EXERCISE DETAILS: Lines containing the word "JSON" should be extracted in full.

RECORD EXCERPTS:

···

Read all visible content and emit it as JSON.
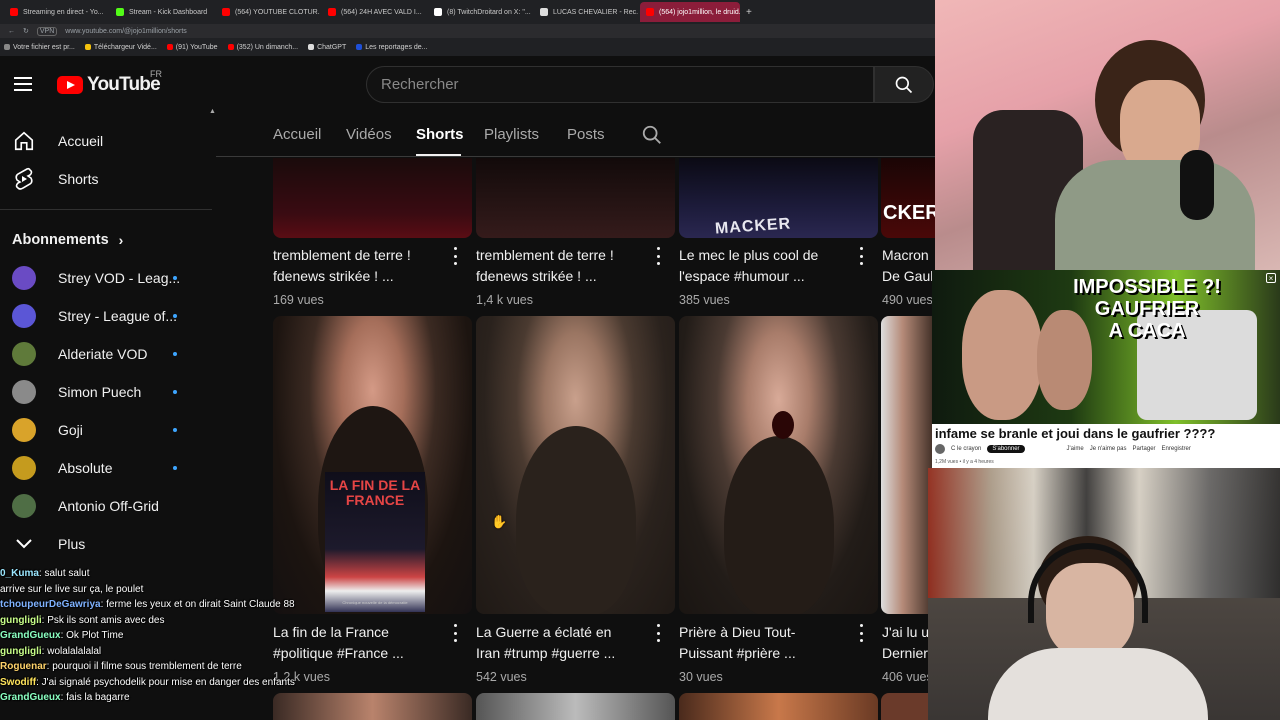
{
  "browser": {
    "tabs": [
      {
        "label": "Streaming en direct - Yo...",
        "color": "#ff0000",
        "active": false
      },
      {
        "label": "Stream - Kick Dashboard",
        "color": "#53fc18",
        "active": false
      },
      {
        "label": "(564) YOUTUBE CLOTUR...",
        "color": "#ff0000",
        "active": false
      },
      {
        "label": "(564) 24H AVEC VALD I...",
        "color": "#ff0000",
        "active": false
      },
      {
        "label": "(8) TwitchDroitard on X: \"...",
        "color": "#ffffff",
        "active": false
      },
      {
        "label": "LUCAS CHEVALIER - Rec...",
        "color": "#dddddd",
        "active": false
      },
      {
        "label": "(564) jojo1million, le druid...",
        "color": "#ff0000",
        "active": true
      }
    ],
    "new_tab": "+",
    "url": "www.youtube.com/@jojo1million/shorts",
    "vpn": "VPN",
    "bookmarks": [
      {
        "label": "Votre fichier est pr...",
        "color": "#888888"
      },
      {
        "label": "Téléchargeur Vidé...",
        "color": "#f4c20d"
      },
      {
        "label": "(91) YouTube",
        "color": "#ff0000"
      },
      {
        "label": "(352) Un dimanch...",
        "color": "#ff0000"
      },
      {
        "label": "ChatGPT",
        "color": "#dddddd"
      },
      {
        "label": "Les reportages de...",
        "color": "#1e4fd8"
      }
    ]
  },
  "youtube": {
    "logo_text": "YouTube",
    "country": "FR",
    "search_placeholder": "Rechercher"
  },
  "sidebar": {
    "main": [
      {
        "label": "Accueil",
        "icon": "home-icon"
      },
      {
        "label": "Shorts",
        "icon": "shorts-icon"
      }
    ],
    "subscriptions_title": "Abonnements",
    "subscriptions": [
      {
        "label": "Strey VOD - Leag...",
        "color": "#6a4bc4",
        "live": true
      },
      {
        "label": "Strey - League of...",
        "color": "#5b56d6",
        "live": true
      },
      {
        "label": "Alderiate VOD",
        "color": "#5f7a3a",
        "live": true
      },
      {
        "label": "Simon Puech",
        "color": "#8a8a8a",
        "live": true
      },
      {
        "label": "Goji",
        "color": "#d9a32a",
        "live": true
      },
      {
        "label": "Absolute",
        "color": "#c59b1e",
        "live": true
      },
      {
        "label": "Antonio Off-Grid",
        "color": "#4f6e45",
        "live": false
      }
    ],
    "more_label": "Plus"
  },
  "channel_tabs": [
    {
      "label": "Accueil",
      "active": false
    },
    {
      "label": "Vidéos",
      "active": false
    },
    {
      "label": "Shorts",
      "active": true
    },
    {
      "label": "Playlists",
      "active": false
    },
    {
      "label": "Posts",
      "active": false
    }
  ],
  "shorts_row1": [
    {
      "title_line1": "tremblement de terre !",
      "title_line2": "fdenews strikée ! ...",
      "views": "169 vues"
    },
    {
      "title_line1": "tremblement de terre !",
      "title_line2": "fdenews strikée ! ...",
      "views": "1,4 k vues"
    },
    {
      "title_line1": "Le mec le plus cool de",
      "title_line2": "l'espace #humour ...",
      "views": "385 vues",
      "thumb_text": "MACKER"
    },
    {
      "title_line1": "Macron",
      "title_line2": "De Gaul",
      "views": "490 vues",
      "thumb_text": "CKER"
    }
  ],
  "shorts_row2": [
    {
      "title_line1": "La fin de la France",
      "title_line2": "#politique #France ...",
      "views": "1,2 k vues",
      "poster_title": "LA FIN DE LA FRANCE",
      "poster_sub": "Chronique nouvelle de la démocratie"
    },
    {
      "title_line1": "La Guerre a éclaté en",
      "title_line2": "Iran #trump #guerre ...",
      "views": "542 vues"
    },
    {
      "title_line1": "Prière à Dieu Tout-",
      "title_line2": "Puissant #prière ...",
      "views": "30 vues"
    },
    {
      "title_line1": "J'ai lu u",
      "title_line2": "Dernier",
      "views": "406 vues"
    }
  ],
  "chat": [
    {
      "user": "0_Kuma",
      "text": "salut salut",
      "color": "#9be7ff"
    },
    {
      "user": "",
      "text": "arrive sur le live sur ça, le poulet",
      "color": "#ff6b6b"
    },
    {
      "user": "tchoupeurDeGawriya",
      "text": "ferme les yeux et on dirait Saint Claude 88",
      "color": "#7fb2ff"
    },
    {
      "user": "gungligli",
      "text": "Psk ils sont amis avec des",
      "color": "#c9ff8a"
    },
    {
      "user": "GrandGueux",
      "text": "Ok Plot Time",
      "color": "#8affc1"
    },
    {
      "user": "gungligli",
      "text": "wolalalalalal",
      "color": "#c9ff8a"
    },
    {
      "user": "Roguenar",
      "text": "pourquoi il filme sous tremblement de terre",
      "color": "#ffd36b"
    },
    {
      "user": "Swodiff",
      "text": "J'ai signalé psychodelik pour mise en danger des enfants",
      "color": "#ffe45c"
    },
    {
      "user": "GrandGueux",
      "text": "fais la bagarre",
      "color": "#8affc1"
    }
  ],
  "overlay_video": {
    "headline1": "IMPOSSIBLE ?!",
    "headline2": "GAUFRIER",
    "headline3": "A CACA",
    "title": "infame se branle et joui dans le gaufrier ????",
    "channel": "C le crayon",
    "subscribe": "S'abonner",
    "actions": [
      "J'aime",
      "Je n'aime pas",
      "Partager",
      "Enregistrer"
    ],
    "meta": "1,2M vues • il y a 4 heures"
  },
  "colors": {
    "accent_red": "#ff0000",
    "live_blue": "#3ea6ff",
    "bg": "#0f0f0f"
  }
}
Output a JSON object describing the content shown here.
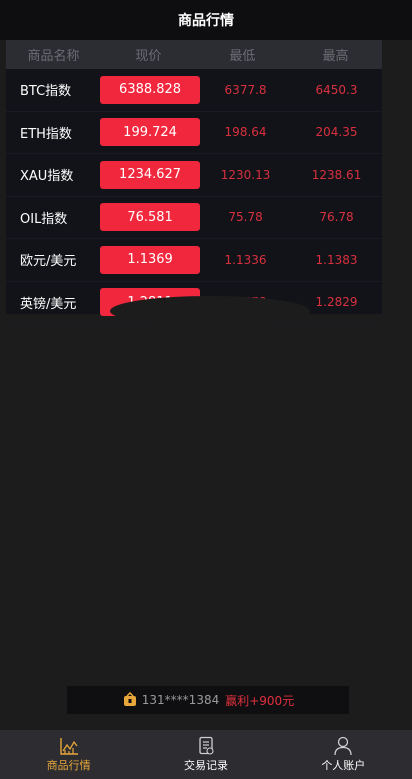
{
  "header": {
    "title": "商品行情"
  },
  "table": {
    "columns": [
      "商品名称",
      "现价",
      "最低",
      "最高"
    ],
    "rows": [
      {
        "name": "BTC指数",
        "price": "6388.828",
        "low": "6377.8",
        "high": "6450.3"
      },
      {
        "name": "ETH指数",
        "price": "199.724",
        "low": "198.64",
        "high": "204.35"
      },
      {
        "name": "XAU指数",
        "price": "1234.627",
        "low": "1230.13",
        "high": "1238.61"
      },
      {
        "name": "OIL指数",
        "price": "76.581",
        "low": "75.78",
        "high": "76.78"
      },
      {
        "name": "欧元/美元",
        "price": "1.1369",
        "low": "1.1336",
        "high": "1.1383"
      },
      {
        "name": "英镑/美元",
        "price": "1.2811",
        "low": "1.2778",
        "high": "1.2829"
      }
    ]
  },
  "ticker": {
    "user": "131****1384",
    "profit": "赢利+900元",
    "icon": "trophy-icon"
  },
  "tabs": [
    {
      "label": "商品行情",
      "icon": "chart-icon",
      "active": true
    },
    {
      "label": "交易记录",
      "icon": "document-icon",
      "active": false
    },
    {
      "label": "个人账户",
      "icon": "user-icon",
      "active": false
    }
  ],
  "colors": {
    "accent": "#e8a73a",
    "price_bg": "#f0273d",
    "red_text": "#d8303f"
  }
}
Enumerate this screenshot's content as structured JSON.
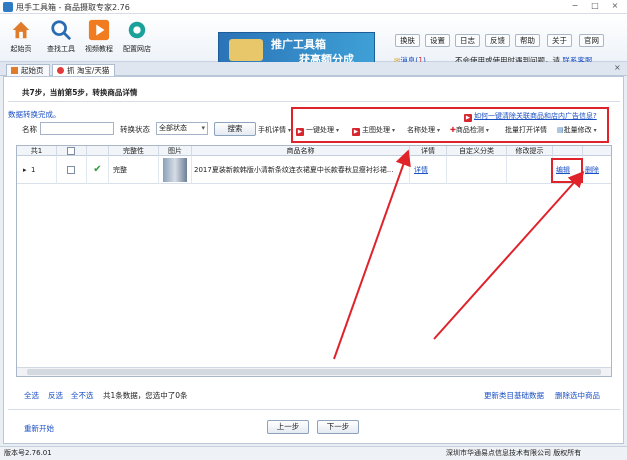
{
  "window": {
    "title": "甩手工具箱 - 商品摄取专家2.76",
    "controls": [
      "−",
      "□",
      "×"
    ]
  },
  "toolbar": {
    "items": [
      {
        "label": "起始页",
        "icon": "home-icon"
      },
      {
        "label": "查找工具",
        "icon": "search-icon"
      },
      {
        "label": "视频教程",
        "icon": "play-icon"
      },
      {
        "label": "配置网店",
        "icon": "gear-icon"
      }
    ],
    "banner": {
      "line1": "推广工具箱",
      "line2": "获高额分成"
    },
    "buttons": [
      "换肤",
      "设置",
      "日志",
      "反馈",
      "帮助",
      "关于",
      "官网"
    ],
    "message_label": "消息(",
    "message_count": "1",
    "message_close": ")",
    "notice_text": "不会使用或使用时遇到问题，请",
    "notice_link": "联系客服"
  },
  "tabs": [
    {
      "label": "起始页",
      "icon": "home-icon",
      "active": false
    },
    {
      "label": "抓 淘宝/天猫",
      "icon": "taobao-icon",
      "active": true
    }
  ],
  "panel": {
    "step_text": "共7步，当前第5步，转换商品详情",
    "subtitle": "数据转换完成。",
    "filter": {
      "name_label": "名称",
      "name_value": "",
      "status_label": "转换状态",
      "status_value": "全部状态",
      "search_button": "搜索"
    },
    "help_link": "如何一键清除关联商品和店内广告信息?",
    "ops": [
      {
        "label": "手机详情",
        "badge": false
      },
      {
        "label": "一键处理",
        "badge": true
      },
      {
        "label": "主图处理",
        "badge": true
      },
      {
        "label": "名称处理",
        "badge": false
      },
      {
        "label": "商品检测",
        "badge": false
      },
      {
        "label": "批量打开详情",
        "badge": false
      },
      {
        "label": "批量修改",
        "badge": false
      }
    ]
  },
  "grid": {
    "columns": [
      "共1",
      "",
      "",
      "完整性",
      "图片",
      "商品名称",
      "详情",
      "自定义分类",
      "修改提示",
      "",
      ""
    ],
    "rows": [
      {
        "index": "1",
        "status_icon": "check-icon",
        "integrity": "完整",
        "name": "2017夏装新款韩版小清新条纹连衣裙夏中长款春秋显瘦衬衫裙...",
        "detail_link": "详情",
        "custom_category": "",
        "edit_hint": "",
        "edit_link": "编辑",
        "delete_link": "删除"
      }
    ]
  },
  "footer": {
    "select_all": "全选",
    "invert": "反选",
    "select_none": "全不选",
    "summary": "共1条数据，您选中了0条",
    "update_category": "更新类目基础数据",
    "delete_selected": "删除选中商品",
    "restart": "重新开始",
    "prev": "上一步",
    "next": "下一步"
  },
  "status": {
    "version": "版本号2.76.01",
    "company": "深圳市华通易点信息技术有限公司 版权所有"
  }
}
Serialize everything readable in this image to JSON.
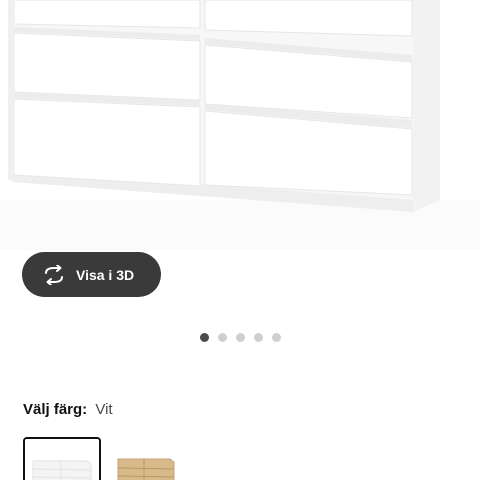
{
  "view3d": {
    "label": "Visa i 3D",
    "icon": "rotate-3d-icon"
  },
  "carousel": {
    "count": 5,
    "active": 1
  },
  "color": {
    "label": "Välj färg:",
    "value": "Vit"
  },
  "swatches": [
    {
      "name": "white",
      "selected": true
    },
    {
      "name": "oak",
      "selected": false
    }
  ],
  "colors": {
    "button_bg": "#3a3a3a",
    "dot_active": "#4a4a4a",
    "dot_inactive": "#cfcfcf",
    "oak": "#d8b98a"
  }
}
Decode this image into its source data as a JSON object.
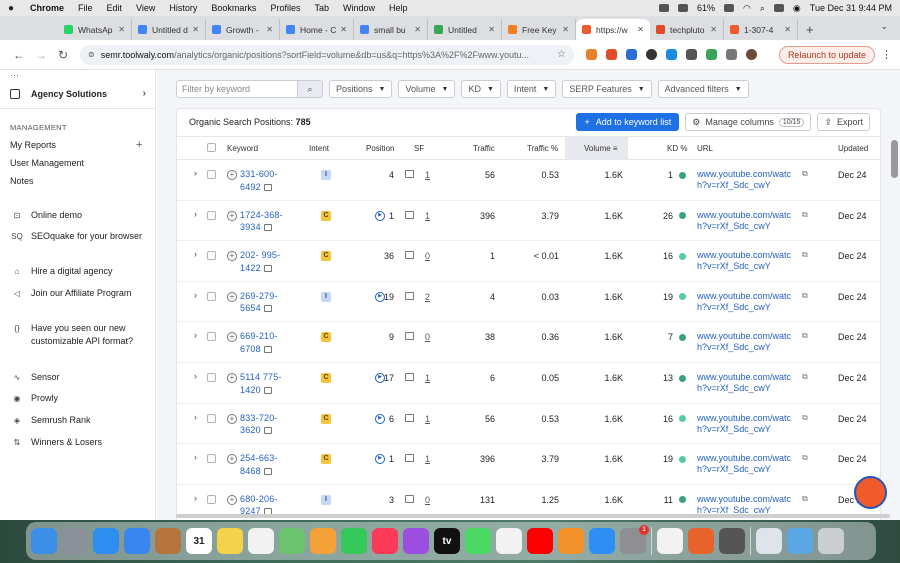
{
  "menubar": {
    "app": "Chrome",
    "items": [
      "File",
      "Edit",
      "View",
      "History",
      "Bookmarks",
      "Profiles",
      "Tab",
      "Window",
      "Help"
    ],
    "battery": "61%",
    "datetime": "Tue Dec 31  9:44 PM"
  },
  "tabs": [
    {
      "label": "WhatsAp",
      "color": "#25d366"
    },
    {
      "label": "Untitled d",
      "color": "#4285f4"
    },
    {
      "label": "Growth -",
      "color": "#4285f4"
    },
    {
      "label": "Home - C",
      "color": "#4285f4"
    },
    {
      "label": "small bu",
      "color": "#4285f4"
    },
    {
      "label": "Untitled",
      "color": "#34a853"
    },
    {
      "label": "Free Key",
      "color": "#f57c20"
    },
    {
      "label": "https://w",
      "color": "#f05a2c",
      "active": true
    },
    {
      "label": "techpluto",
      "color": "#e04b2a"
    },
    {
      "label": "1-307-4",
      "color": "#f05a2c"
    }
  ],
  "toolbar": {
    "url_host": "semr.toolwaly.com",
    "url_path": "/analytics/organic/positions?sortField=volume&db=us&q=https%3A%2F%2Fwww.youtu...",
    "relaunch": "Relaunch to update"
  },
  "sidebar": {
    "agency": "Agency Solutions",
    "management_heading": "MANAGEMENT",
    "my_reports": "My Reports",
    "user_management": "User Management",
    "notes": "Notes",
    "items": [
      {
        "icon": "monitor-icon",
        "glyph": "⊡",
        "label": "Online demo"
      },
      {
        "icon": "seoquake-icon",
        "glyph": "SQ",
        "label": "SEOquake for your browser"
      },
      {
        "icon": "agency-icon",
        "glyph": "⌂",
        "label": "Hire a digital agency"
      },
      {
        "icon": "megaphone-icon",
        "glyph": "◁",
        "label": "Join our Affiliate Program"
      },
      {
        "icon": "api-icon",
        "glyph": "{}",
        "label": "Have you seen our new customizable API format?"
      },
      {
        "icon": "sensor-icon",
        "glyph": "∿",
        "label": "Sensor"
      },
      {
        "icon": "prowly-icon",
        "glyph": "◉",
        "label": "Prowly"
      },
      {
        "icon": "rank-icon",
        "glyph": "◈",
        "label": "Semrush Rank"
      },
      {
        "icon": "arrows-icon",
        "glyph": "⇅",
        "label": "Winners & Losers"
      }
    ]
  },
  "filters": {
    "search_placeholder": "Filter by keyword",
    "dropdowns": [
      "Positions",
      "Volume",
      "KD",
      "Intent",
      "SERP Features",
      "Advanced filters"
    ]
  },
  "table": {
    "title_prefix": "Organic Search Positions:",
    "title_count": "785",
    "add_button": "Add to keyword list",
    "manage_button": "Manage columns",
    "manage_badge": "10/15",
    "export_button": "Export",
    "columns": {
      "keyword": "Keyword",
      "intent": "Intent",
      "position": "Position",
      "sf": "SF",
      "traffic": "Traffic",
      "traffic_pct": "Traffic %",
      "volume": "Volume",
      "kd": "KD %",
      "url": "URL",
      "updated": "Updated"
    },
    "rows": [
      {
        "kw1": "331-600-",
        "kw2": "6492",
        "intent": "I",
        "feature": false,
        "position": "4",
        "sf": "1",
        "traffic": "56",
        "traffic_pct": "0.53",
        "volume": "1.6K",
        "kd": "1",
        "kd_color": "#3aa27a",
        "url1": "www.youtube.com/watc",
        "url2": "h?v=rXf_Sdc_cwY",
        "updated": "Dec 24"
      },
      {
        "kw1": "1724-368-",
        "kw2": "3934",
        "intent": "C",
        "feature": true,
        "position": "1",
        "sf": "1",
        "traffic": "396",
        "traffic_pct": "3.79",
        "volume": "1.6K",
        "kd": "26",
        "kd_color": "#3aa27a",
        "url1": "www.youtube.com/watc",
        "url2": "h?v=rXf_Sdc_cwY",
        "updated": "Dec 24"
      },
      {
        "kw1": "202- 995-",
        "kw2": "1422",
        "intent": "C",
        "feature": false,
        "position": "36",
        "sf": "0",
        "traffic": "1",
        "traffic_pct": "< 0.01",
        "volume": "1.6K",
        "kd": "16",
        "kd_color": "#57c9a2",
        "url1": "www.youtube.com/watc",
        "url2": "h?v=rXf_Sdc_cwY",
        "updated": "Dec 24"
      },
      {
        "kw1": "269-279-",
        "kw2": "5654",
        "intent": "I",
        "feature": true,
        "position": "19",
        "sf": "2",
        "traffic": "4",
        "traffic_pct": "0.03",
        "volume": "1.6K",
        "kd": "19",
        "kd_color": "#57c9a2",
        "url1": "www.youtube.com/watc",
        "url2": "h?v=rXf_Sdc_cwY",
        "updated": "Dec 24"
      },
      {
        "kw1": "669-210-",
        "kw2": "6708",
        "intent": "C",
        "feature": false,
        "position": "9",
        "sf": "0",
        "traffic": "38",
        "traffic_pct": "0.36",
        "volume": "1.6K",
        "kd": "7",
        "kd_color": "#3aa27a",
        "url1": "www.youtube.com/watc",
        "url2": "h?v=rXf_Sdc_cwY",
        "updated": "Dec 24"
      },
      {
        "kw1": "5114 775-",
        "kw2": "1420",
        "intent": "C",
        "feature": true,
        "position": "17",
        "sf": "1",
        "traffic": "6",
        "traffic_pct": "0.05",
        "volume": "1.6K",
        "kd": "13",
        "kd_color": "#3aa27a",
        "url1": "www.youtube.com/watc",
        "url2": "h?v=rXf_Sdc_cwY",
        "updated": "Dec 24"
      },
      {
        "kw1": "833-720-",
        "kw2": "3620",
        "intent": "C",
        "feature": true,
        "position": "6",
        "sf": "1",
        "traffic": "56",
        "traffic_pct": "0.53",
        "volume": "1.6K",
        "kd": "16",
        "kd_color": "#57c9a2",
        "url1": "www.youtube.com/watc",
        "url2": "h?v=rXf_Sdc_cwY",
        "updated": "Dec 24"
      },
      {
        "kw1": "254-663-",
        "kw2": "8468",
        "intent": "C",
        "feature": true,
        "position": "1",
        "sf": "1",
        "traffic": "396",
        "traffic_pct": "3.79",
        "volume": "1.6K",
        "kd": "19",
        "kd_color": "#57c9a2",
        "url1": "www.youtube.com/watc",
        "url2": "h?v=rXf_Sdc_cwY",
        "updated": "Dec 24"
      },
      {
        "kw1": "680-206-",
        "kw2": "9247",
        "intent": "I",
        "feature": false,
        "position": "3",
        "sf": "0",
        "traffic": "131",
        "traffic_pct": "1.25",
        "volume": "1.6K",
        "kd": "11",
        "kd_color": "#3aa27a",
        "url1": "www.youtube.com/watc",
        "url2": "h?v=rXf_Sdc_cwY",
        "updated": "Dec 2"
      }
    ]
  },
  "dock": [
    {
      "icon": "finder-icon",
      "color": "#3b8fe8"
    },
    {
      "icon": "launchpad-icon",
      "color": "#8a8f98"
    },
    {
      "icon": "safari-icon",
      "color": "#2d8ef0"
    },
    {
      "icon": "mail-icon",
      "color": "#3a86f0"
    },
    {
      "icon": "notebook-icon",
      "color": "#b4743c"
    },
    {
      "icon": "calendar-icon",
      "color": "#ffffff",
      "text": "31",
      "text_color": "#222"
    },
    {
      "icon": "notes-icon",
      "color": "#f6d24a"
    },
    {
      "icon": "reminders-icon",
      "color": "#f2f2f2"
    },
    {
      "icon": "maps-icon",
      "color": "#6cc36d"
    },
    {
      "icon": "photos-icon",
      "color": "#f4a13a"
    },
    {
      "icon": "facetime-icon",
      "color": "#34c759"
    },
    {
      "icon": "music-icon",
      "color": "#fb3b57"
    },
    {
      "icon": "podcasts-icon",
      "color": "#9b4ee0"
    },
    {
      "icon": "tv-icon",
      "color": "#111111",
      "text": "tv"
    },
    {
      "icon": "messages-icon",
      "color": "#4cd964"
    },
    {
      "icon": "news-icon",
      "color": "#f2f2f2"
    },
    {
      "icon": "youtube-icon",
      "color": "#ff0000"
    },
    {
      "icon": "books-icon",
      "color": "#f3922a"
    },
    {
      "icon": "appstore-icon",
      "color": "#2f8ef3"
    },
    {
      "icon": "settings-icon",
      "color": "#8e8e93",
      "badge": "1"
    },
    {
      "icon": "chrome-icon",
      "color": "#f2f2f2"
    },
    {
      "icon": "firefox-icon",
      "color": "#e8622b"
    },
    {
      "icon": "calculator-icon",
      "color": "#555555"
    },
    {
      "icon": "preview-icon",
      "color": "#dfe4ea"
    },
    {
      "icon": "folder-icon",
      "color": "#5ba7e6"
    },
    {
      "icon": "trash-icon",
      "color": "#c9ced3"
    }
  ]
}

···

EXERCISE SOLUTION:
Read all visible content and emit it as JSON.
Output a JSON object describing the content shown here.
Enumerate this screenshot's content as structured JSON.
Serialize everything readable in this image to JSON.
Decode this image into its source data as a JSON object.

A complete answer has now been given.